Text zum Lesen:

■ ■ ■ ■ ■

Zu den Wesensmerkmalen der Direkten Demokratie gehört, dass die Bürgerinnen und Bürger direkt über Sachvorlagen und Inhalte entscheiden können. Die Wahl von Personen in Parlamente oder Regierungen gehört stattdessen zur indirekten Demokratie: Bürger wählen in der indirekten oder repräsentativen Demokratie Abgeordnete, die an ihrer Stelle in Parlamenten oder Exekutiven über Sachvorlagen beschliessen. Deshalb hat die Direktwahl der Regierung durch das Volk viel mit der indirekten und nichts mit der Direkten Demokratie zu tun.1 Dies gilt auch trotz der bekannten Einsicht2, dass die Direkte Demokratie immer auch einen indirekten Teil umfasst, das heisst auf ein Parlament nicht verzichten kann.

Diese Unterscheidung ist wichtig. Denn der Charakter einer Diskussion und einer Entscheidung über Personen und deren (Aus-)Wahl unterscheidet sich vom Charakter einer Diskussion über Sachvorlagen und Sachfragen fundamental. So ist die Antwort auf die Frage, weshalb man einer Person vertrauen kann und einer anderen nicht, ungleich schwerer und vor allem weniger rational zu begründen als der Entscheid zwischen unterschiedlichen Gesetzesbestimmungen oder Sachvorlagen. Ein weiterer Punkt besteht im Lernpotenzial bei sachbezogenen Entscheiden und der Sachkompetenz, die man sich durch eine Sachdebatte im Unterschied zu einer Personenauswahldiskussion aneignen kann.

Abstimmungen sind wichtiger und beliebter als Wahlen

Das Wissen um diesen fundamentalen Unterschied mag in der Schweiz nicht sehr verbreitet sein. Doch es ist alt. Schon 1868 meinte beispielsweise der Sozialdemokrat Karl Bürkli im Kampf um die direktdemokratische Revolution des Kantons Zürich, auch die schwierigste Sachfrage sei oft einfacher zu verstehen als eine Person - denn Personen könnten ihre Meinung schnell ändern, vor allem einmal gewählt und im Amt, während die Sachfragen auch nachher die gleichen seien. Und dies meinte er zu Zeiten, die noch keine Farbfotos, Fernsehshows und PR-Kampagnen kannten.

■ ■ ■ ■ ■

Vorliegende Daten:
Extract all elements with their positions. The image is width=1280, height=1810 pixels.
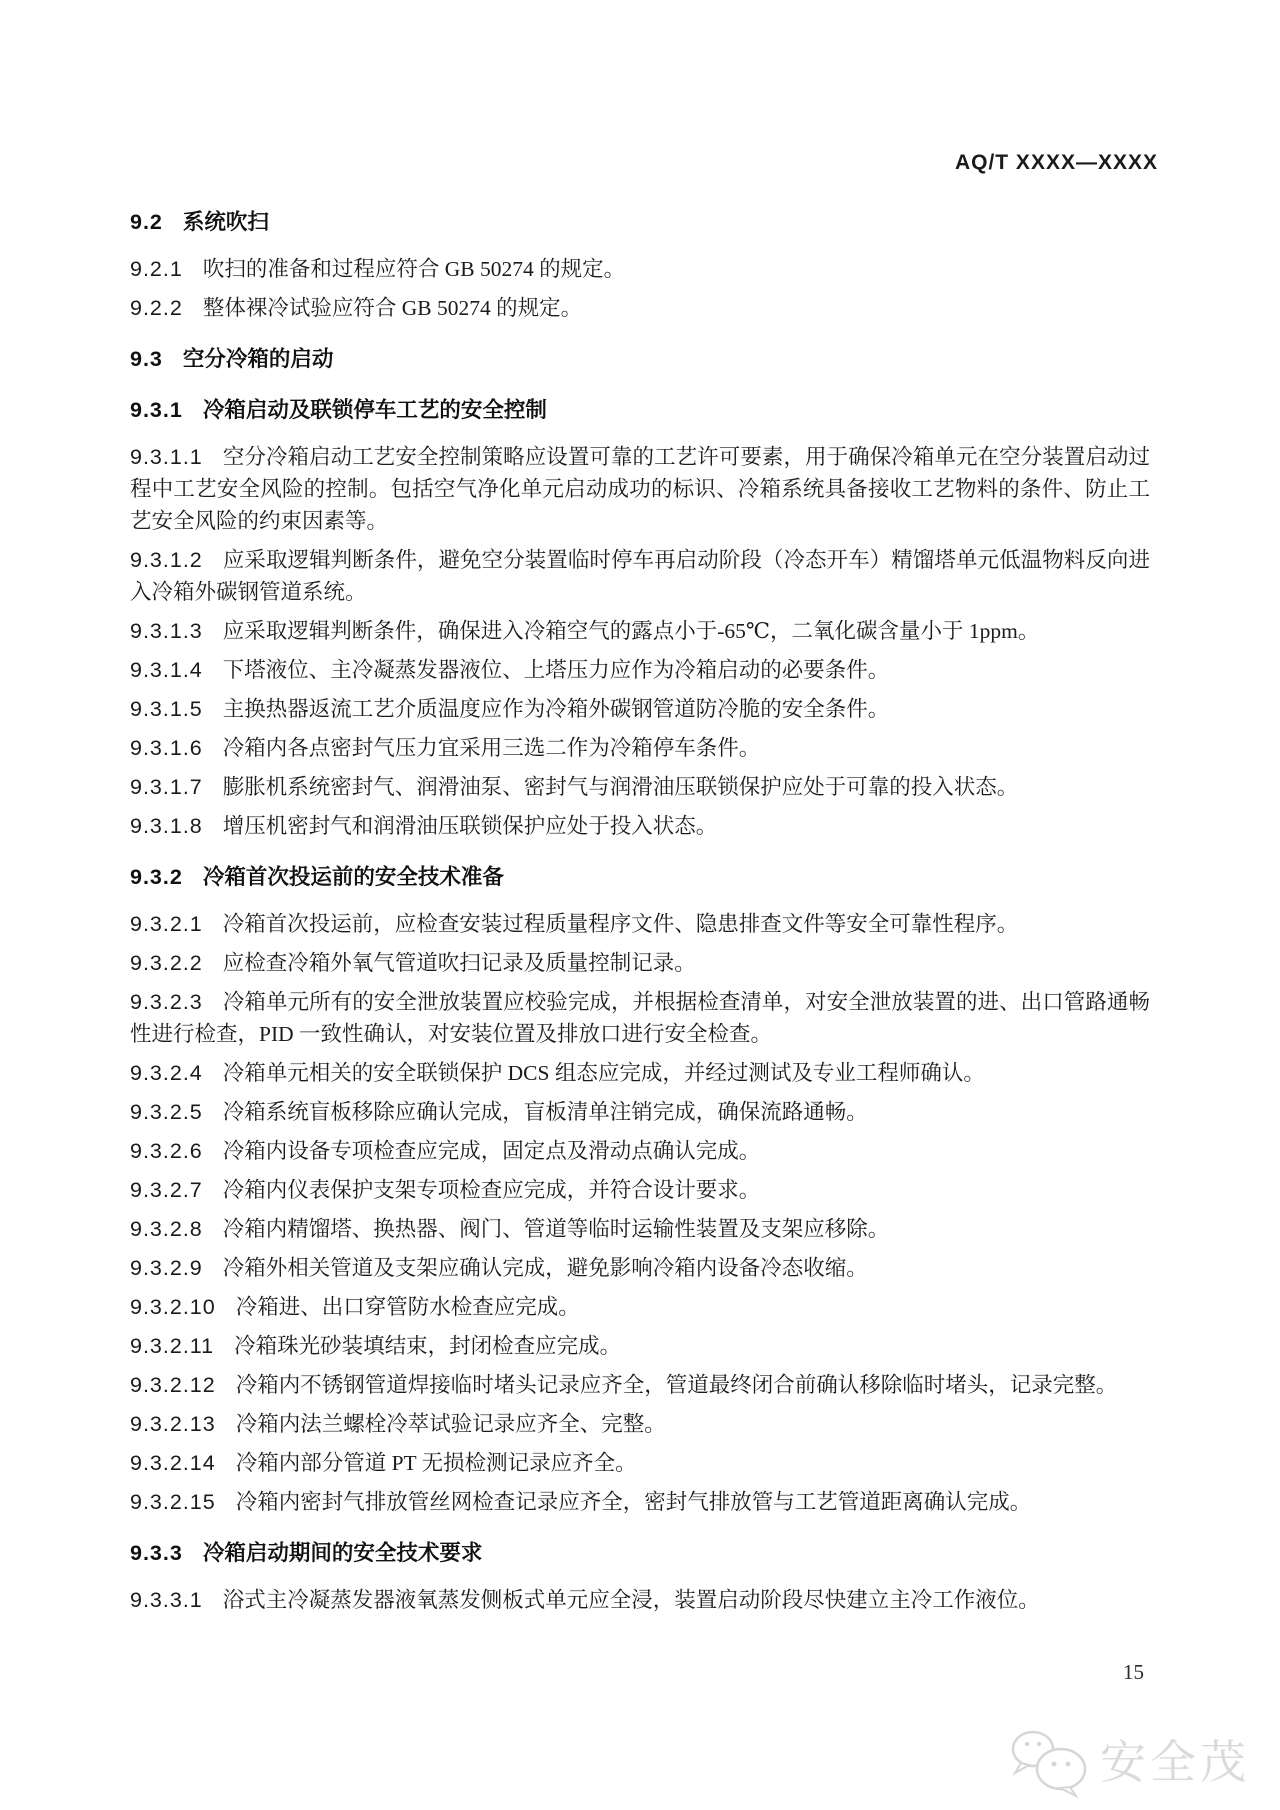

■ ■ ■ ■ ■

Anforderungen:
a: Was kannten die Zeiten, in denen Karl Bürkli sich äußerte, laut dem Text über die Direkte Demokratie noch nicht? Zähle alles auf.
b: Führe den Text über die Direkte Demokratie nach seinem letzten Satz fort.

Endgültige Antworten:
a: Farbfotos, Fernsehshows, PR-Kampagnen

b:
Recht hat Bürkli bis heute. Viele Menschen wollen die Demokratie nicht auf das Vertrauen in einige Personen oder eine Partei reduzieren. Vielmehr vertrauen sie auf die eigenen Fähigkeiten, Einsichten und sind bereit, sich auch auf komplizierte Zusammenhänge einzulassen. Sie fordern einiges, lassen sich aber auch durch schwierige Frage herausfordern. Das macht weltweit die zunehmende Beliebtheit der Direkten Demokratie aus. In der Schweiz zeigt sich dies daran, dass die Beteiligung an Volksabstimmungen mittlerweile höher ist als die Beteiligung an Wahlen.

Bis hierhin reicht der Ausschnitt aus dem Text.